## begin Provided data

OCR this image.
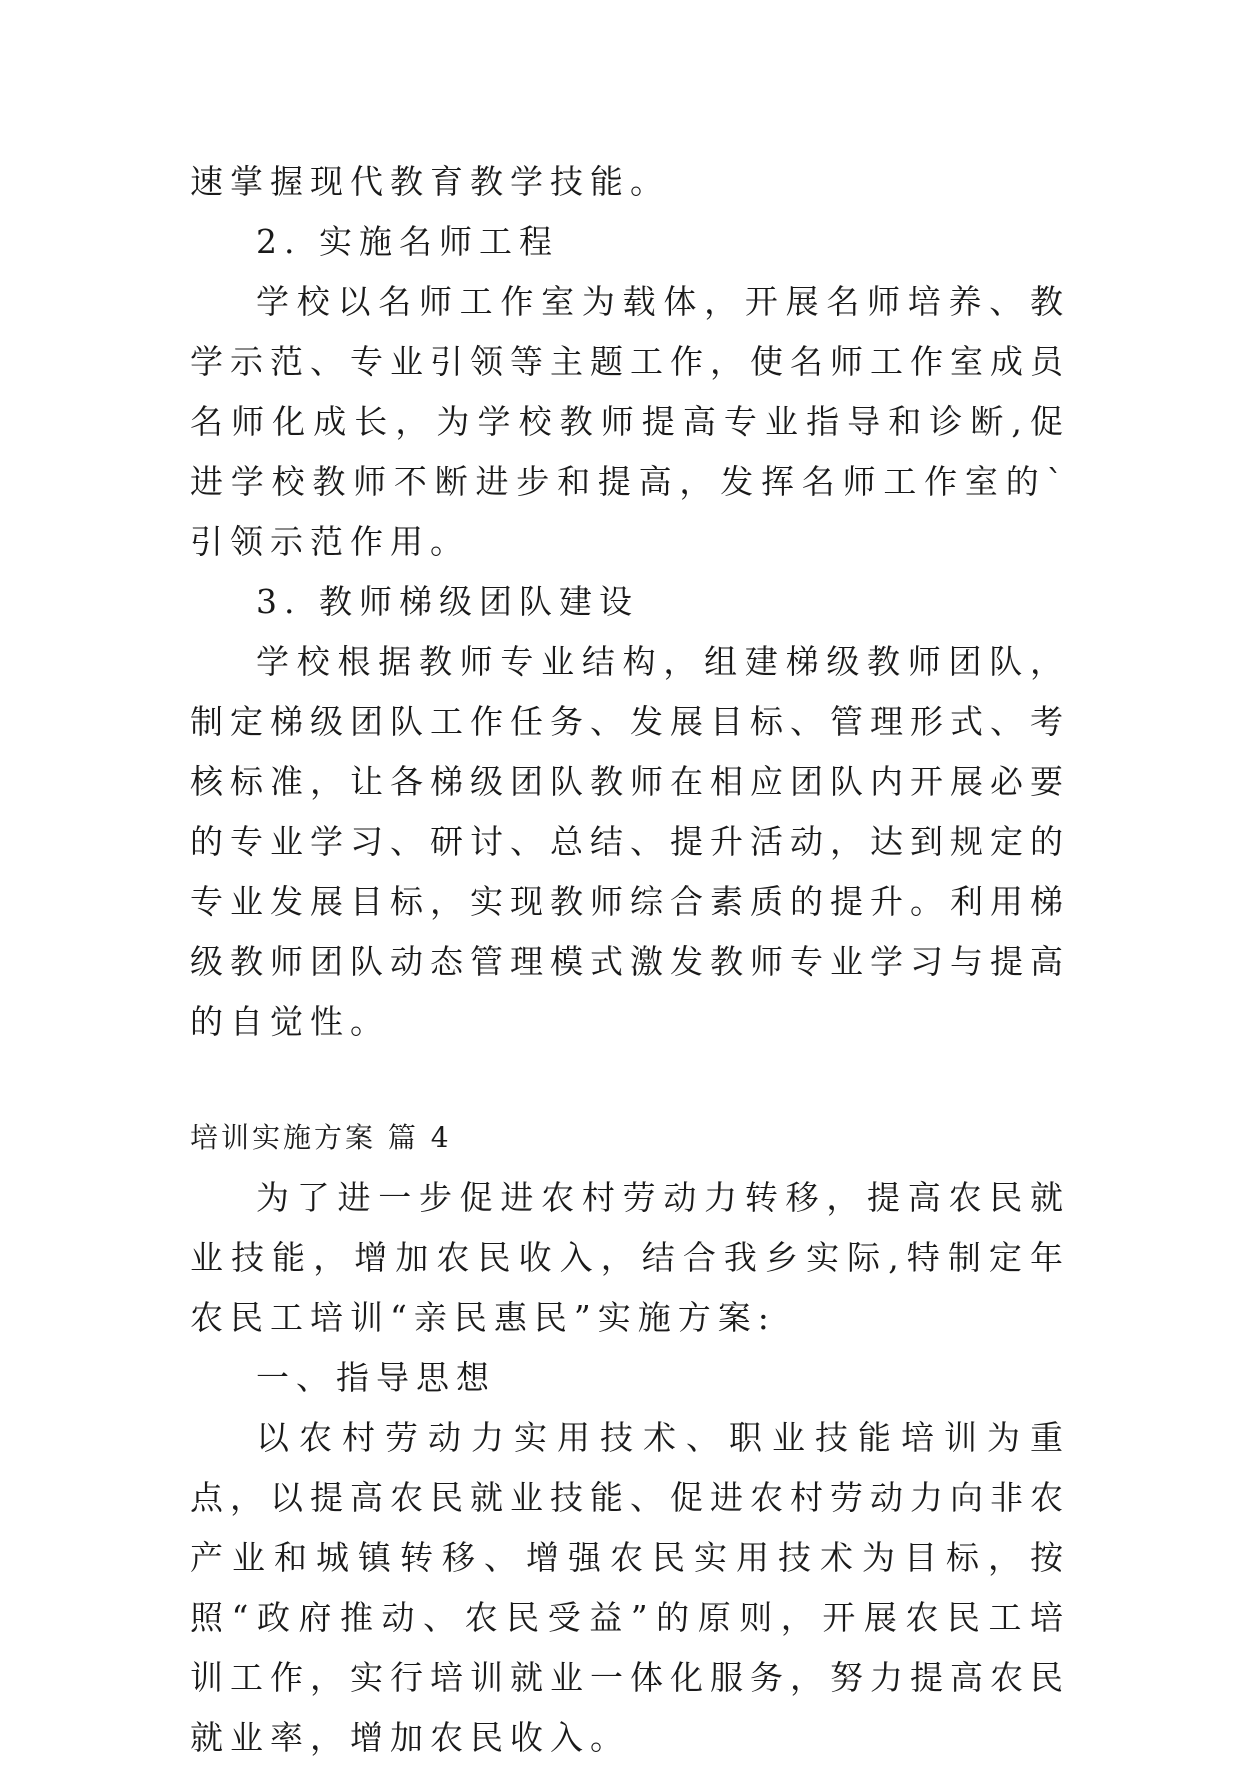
速掌握现代教育教学技能。

2. 实施名师工程

学校以名师工作室为载体，开展名师培养、教学示范、专业引领等主题工作，使名师工作室成员名师化成长，为学校教师提高专业指导和诊断,促进学校教师不断进步和提高，发挥名师工作室的`引领示范作用。

3. 教师梯级团队建设

学校根据教师专业结构，组建梯级教师团队，制定梯级团队工作任务、发展目标、管理形式、考核标准，让各梯级团队教师在相应团队内开展必要的专业学习、研讨、总结、提升活动，达到规定的专业发展目标，实现教师综合素质的提升。利用梯级教师团队动态管理模式激发教师专业学习与提高的自觉性。

培训实施方案 篇 4

为了进一步促进农村劳动力转移，提高农民就业技能，增加农民收入，结合我乡实际,特制定年农民工培训“亲民惠民”实施方案:

一、指导思想

以农村劳动力实用技术、职业技能培训为重点，以提高农民就业技能、促进农村劳动力向非农产业和城镇转移、增强农民实用技术为目标，按照“政府推动、农民受益”的原则，开展农民工培训工作，实行培训就业一体化服务，努力提高农民就业率，增加农民收入。
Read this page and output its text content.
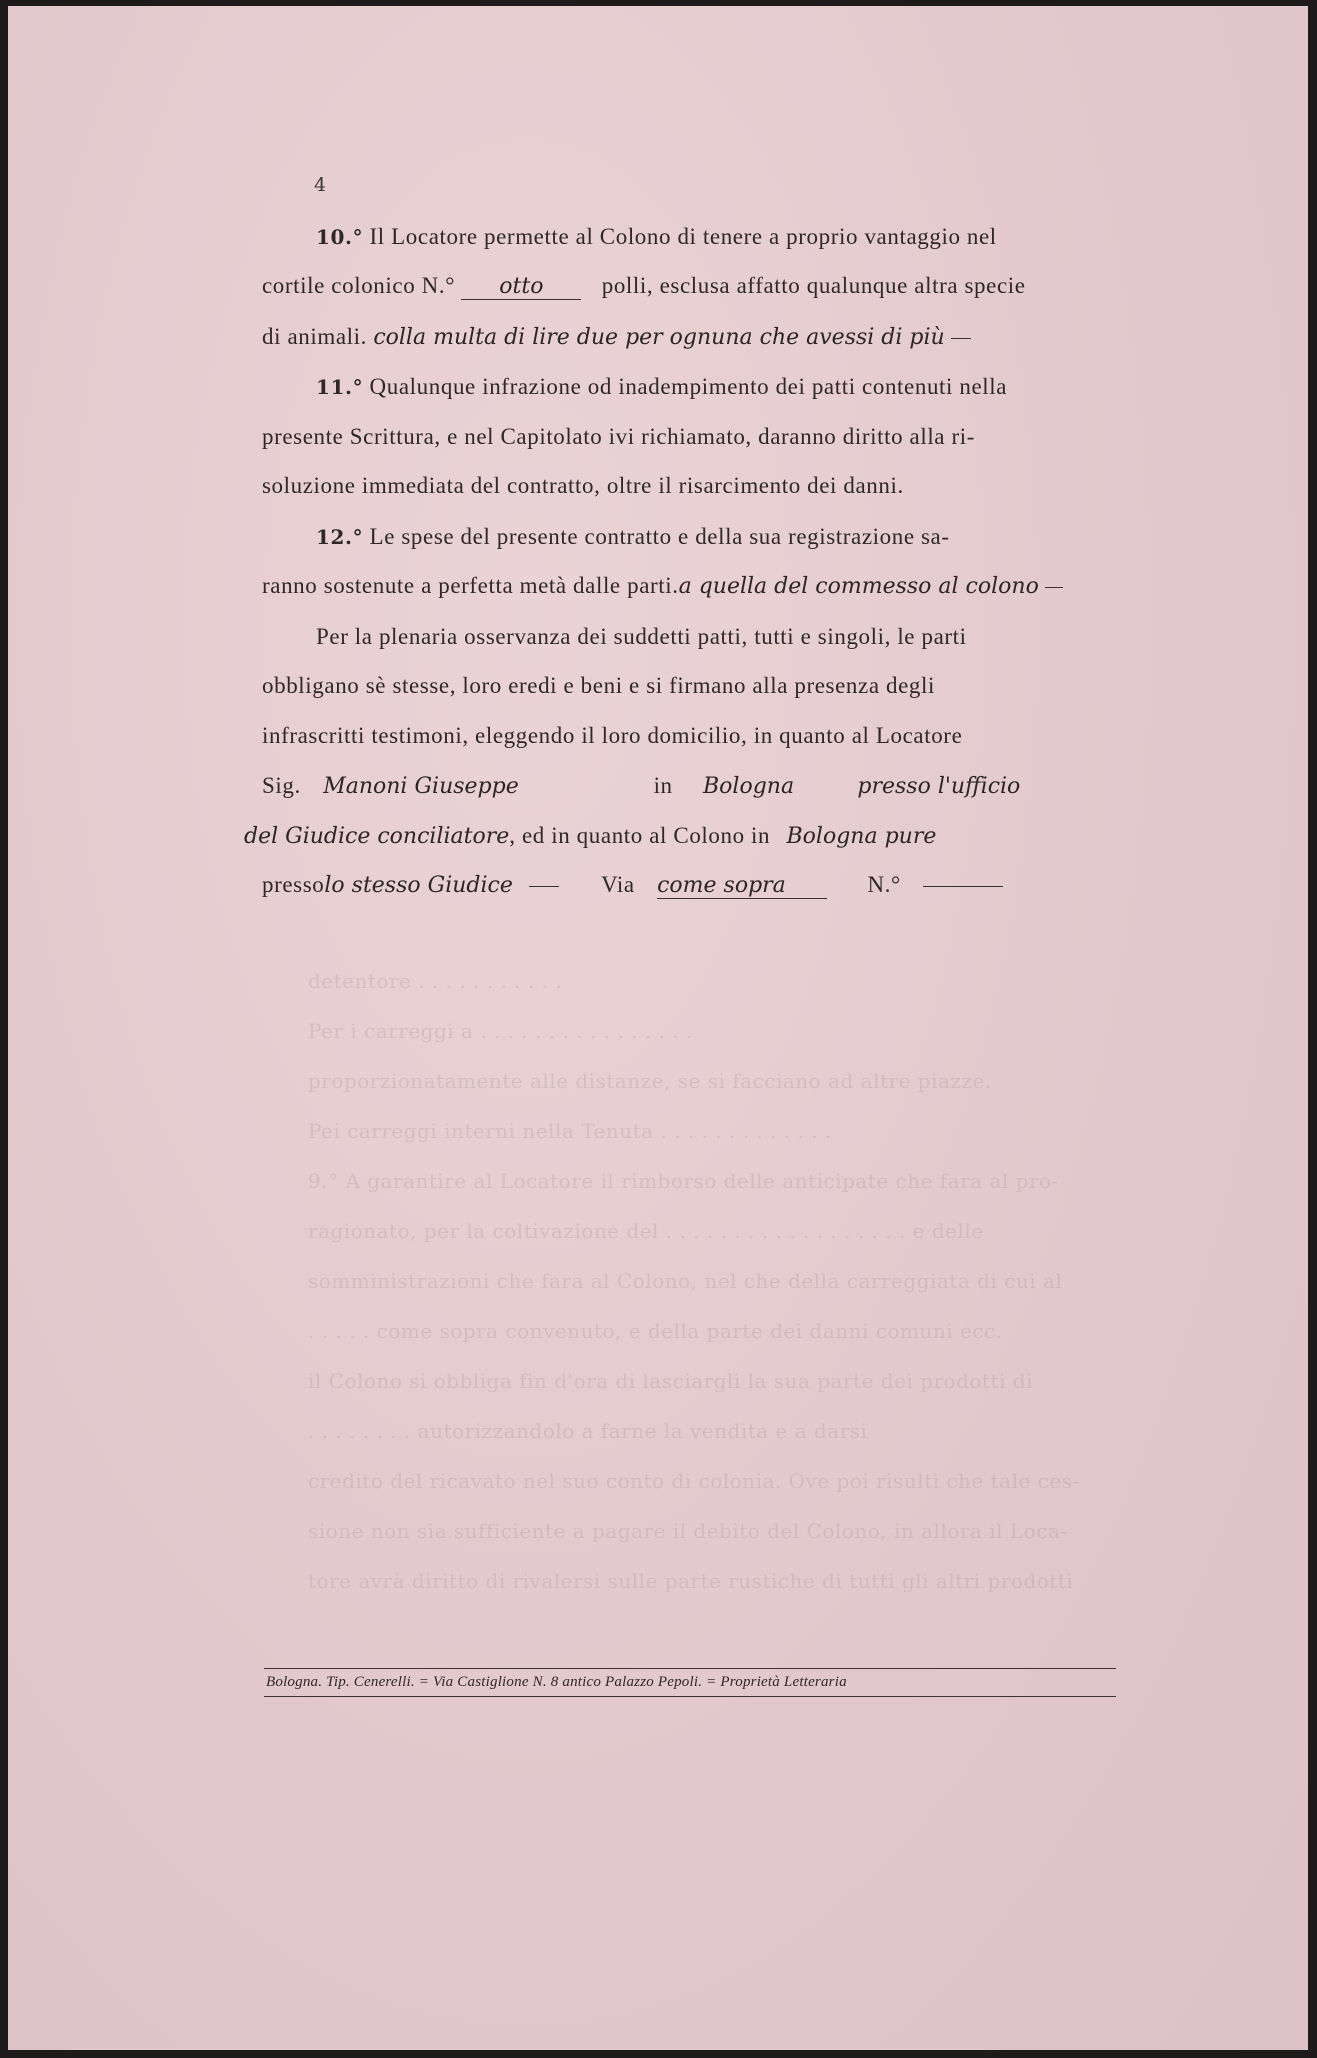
detentore . . . . . . . . . . .
Per i carreggi a . . . . . . . . . . . . . . . .
proporzionatamente alle distanze, se si facciano ad altre piazze.
Pei carreggi interni nella Tenuta . . . . . . . . . . . . .
9.° A garantire al Locatore il rimborso delle anticipate che fara al pro-
ragionato, per la coltivazione del . . . . . . . . . . . . . . . . . . e delle
somministrazioni che fara al Colono, nel che della carreggiata di cui al
. . . . . come sopra convenuto, e della parte dei danni comuni ecc.
il Colono si obbliga fin d'ora di lasciargli la sua parte dei prodotti di
. . . . . . . . autorizzandolo a farne la vendita e a darsi
credito del ricavato nel suo conto di colonia. Ove poi risulti che tale ces-
sione non sia sufficiente a pagare il debito del Colono, in allora il Loca-
tore avrà diritto di rivalersi sulle parte rustiche di tutti gli altri prodotti
4
10.° Il Locatore permette al Colono di tenere a proprio vantaggio nel
cortile colonico N.° otto	polli, esclusa affatto qualunque altra specie
di animali. colla multa di lire due per ognuna che avessi di più
11.° Qualunque infrazione od inadempimento dei patti contenuti nella
presente Scrittura, e nel Capitolato ivi richiamato, daranno diritto alla ri-
soluzione immediata del contratto, oltre il risarcimento dei danni.
12.° Le spese del presente contratto e della sua registrazione sa-
ranno sostenute a perfetta metà dalle parti.a quella del commesso al colono
Per la plenaria osservanza dei suddetti patti, tutti e singoli, le parti
obbligano sè stesse, loro eredi e beni e si firmano alla presenza degli
infrascritti testimoni, eleggendo il loro domicilio, in quanto al Locatore
Sig. Manoni Giuseppe	in Bologna	presso l'ufficio
del Giudice conciliatore, ed in quanto al Colono in Bologna pure
pressolo stesso Giudice	Via come sopra	N.°
Bologna. Tip. Cenerelli. = Via Castiglione N. 8 antico Palazzo Pepoli. = Proprietà Letteraria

## end Provided data

● Short problem
Copy whichever lines in the listing above contain the word "patti".

● Expected answer
11.° Qualunque infrazione od inadempimento dei patti contenuti nella
Per la plenaria osservanza dei suddetti patti, tutti e singoli, le parti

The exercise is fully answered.